--- Dataset entries ---
+++
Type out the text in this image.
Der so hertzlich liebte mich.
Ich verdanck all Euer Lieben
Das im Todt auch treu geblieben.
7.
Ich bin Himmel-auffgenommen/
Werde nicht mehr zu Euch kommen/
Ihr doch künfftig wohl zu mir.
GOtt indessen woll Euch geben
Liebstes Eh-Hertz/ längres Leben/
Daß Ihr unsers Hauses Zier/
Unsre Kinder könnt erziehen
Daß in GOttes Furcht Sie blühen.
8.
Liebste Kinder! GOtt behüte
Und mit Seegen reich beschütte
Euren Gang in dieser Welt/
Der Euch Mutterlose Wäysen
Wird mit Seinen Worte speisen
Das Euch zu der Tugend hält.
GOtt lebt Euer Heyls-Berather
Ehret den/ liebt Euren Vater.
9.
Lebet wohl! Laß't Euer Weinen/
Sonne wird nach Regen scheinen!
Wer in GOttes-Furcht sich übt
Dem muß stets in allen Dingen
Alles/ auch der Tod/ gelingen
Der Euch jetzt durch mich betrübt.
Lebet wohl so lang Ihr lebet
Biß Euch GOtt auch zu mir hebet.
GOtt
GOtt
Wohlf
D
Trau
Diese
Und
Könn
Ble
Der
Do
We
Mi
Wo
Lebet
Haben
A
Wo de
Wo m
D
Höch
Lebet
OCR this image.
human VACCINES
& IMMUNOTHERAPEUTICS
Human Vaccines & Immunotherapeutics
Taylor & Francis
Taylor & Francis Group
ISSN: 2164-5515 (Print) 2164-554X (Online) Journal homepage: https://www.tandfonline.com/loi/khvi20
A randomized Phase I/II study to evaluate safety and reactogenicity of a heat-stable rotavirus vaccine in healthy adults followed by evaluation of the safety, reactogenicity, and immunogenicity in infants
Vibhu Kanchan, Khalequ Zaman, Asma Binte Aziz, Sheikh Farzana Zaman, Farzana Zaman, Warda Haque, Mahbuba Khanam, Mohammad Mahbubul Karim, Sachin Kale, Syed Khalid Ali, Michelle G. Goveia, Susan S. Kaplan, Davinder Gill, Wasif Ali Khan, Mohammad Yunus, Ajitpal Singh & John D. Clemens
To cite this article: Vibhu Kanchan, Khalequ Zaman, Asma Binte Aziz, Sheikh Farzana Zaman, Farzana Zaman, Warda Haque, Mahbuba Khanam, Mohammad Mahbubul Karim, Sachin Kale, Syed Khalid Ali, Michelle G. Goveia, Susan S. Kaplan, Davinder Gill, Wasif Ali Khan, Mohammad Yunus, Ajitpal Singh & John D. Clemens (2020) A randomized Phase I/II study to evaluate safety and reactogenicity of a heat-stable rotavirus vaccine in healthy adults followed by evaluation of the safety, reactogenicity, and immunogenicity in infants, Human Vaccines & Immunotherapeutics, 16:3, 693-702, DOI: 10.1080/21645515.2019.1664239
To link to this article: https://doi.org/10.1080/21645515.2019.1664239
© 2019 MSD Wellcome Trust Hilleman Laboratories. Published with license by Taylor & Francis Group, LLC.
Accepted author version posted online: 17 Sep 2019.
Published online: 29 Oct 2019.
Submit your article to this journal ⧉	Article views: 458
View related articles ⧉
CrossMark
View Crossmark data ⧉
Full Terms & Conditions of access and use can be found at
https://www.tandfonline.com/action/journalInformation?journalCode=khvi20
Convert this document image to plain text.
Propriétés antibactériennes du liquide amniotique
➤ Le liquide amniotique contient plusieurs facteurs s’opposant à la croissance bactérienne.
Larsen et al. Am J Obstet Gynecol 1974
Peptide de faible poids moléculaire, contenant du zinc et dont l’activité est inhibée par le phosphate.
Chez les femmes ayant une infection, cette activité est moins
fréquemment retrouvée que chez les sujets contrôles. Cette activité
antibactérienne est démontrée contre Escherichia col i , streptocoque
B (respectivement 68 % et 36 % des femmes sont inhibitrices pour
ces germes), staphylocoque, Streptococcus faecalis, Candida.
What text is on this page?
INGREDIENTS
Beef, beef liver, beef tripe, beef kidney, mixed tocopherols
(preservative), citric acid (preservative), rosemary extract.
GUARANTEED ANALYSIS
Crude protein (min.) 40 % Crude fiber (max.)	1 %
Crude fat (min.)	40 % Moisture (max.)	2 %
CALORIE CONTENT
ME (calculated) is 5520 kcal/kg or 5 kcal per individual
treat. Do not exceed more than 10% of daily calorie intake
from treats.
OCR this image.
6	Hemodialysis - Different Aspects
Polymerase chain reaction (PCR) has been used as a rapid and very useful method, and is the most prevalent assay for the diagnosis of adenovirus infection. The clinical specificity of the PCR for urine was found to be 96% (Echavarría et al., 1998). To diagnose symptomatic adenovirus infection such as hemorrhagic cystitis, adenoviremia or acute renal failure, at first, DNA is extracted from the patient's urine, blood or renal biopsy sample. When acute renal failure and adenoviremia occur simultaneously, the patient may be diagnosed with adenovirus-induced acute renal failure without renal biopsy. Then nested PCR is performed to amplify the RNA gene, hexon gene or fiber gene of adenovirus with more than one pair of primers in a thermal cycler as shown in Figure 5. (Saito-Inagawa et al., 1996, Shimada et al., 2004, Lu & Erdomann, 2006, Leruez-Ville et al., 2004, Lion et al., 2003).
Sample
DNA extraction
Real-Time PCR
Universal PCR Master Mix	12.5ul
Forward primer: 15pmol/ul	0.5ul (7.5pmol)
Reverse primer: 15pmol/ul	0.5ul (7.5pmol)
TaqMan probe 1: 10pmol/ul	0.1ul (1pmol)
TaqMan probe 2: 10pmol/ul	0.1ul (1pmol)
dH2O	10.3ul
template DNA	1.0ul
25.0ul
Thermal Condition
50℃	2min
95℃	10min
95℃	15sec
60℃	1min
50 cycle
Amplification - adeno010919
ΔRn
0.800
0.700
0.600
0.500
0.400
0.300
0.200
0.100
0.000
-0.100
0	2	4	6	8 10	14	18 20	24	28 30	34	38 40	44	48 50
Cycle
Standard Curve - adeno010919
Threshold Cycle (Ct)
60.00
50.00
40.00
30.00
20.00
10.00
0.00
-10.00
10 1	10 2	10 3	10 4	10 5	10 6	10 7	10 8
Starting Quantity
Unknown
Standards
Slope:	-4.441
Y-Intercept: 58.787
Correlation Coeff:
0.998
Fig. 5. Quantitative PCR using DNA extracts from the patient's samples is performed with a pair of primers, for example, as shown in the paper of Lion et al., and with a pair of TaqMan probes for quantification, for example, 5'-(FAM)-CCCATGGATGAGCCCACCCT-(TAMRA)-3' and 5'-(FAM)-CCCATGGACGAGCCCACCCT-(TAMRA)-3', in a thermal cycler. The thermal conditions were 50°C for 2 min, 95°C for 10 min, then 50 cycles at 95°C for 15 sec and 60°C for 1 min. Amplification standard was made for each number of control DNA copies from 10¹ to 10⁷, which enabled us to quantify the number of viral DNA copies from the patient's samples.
+++
--- Try it ---
Nothing in the material above may be skipped, so reproduce it all exactly.

--- Result of the task ---
Type out the text in this image.
Der so hertzlich liebte mich.
Ich verdanck all Euer Lieben
Das im Todt auch treu geblieben.
7.
Ich bin Himmel-auffgenommen/
Werde nicht mehr zu Euch kommen/
Ihr doch künfftig wohl zu mir.
GOtt indessen woll Euch geben
Liebstes Eh-Hertz/ längres Leben/
Daß Ihr unsers Hauses Zier/
Unsre Kinder könnt erziehen
Daß in GOttes Furcht Sie blühen.
8.
Liebste Kinder! GOtt behüte
Und mit Seegen reich beschütte
Euren Gang in dieser Welt/
Der Euch Mutterlose Wäysen
Wird mit Seinen Worte speisen
Das Euch zu der Tugend hält.
GOtt lebt Euer Heyls-Berather
Ehret den/ liebt Euren Vater.
9.
Lebet wohl! Laß't Euer Weinen/
Sonne wird nach Regen scheinen!
Wer in GOttes-Furcht sich übt
Dem muß stets in allen Dingen
Alles/ auch der Tod/ gelingen
Der Euch jetzt durch mich betrübt.
Lebet wohl so lang Ihr lebet
Biß Euch GOtt auch zu mir hebet.
GOtt
GOtt
Wohlf
D
Trau
Diese
Und
Könn
Ble
Der
Do
We
Mi
Wo
Lebet
Haben
A
Wo de
Wo m
D
Höch
Lebet
OCR this image.
human VACCINES
& IMMUNOTHERAPEUTICS
Human Vaccines & Immunotherapeutics
Taylor & Francis
Taylor & Francis Group
ISSN: 2164-5515 (Print) 2164-554X (Online) Journal homepage: https://www.tandfonline.com/loi/khvi20
A randomized Phase I/II study to evaluate safety and reactogenicity of a heat-stable rotavirus vaccine in healthy adults followed by evaluation of the safety, reactogenicity, and immunogenicity in infants
Vibhu Kanchan, Khalequ Zaman, Asma Binte Aziz, Sheikh Farzana Zaman, Farzana Zaman, Warda Haque, Mahbuba Khanam, Mohammad Mahbubul Karim, Sachin Kale, Syed Khalid Ali, Michelle G. Goveia, Susan S. Kaplan, Davinder Gill, Wasif Ali Khan, Mohammad Yunus, Ajitpal Singh & John D. Clemens
To cite this article: Vibhu Kanchan, Khalequ Zaman, Asma Binte Aziz, Sheikh Farzana Zaman, Farzana Zaman, Warda Haque, Mahbuba Khanam, Mohammad Mahbubul Karim, Sachin Kale, Syed Khalid Ali, Michelle G. Goveia, Susan S. Kaplan, Davinder Gill, Wasif Ali Khan, Mohammad Yunus, Ajitpal Singh & John D. Clemens (2020) A randomized Phase I/II study to evaluate safety and reactogenicity of a heat-stable rotavirus vaccine in healthy adults followed by evaluation of the safety, reactogenicity, and immunogenicity in infants, Human Vaccines & Immunotherapeutics, 16:3, 693-702, DOI: 10.1080/21645515.2019.1664239
To link to this article: https://doi.org/10.1080/21645515.2019.1664239
© 2019 MSD Wellcome Trust Hilleman Laboratories. Published with license by Taylor & Francis Group, LLC.
Accepted author version posted online: 17 Sep 2019.
Published online: 29 Oct 2019.
Submit your article to this journal ⧉	Article views: 458
View related articles ⧉
CrossMark
View Crossmark data ⧉
Full Terms & Conditions of access and use can be found at
https://www.tandfonline.com/action/journalInformation?journalCode=khvi20
Convert this document image to plain text.
Propriétés antibactériennes du liquide amniotique
➤ Le liquide amniotique contient plusieurs facteurs s’opposant à la croissance bactérienne.
Larsen et al. Am J Obstet Gynecol 1974
Peptide de faible poids moléculaire, contenant du zinc et dont l’activité est inhibée par le phosphate.
Chez les femmes ayant une infection, cette activité est moins
fréquemment retrouvée que chez les sujets contrôles. Cette activité
antibactérienne est démontrée contre Escherichia col i , streptocoque
B (respectivement 68 % et 36 % des femmes sont inhibitrices pour
ces germes), staphylocoque, Streptococcus faecalis, Candida.
What text is on this page?
INGREDIENTS
Beef, beef liver, beef tripe, beef kidney, mixed tocopherols
(preservative), citric acid (preservative), rosemary extract.
GUARANTEED ANALYSIS
Crude protein (min.) 40 % Crude fiber (max.)	1 %
Crude fat (min.)	40 % Moisture (max.)	2 %
CALORIE CONTENT
ME (calculated) is 5520 kcal/kg or 5 kcal per individual
treat. Do not exceed more than 10% of daily calorie intake
from treats.
OCR this image.
6	Hemodialysis - Different Aspects
Polymerase chain reaction (PCR) has been used as a rapid and very useful method, and is the most prevalent assay for the diagnosis of adenovirus infection. The clinical specificity of the PCR for urine was found to be 96% (Echavarría et al., 1998). To diagnose symptomatic adenovirus infection such as hemorrhagic cystitis, adenoviremia or acute renal failure, at first, DNA is extracted from the patient's urine, blood or renal biopsy sample. When acute renal failure and adenoviremia occur simultaneously, the patient may be diagnosed with adenovirus-induced acute renal failure without renal biopsy. Then nested PCR is performed to amplify the RNA gene, hexon gene or fiber gene of adenovirus with more than one pair of primers in a thermal cycler as shown in Figure 5. (Saito-Inagawa et al., 1996, Shimada et al., 2004, Lu & Erdomann, 2006, Leruez-Ville et al., 2004, Lion et al., 2003).
Sample
DNA extraction
Real-Time PCR
Universal PCR Master Mix	12.5ul
Forward primer: 15pmol/ul	0.5ul (7.5pmol)
Reverse primer: 15pmol/ul	0.5ul (7.5pmol)
TaqMan probe 1: 10pmol/ul	0.1ul (1pmol)
TaqMan probe 2: 10pmol/ul	0.1ul (1pmol)
dH2O	10.3ul
template DNA	1.0ul
25.0ul
Thermal Condition
50℃	2min
95℃	10min
95℃	15sec
60℃	1min
50 cycle
Amplification - adeno010919
ΔRn
0.800
0.700
0.600
0.500
0.400
0.300
0.200
0.100
0.000
-0.100
0	2	4	6	8 10	14	18 20	24	28 30	34	38 40	44	48 50
Cycle
Standard Curve - adeno010919
Threshold Cycle (Ct)
60.00
50.00
40.00
30.00
20.00
10.00
0.00
-10.00
10 1	10 2	10 3	10 4	10 5	10 6	10 7	10 8
Starting Quantity
Unknown
Standards
Slope:	-4.441
Y-Intercept: 58.787
Correlation Coeff:
0.998
Fig. 5. Quantitative PCR using DNA extracts from the patient's samples is performed with a pair of primers, for example, as shown in the paper of Lion et al., and with a pair of TaqMan probes for quantification, for example, 5'-(FAM)-CCCATGGATGAGCCCACCCT-(TAMRA)-3' and 5'-(FAM)-CCCATGGACGAGCCCACCCT-(TAMRA)-3', in a thermal cycler. The thermal conditions were 50°C for 2 min, 95°C for 10 min, then 50 cycles at 95°C for 15 sec and 60°C for 1 min. Amplification standard was made for each number of control DNA copies from 10¹ to 10⁷, which enabled us to quantify the number of viral DNA copies from the patient's samples.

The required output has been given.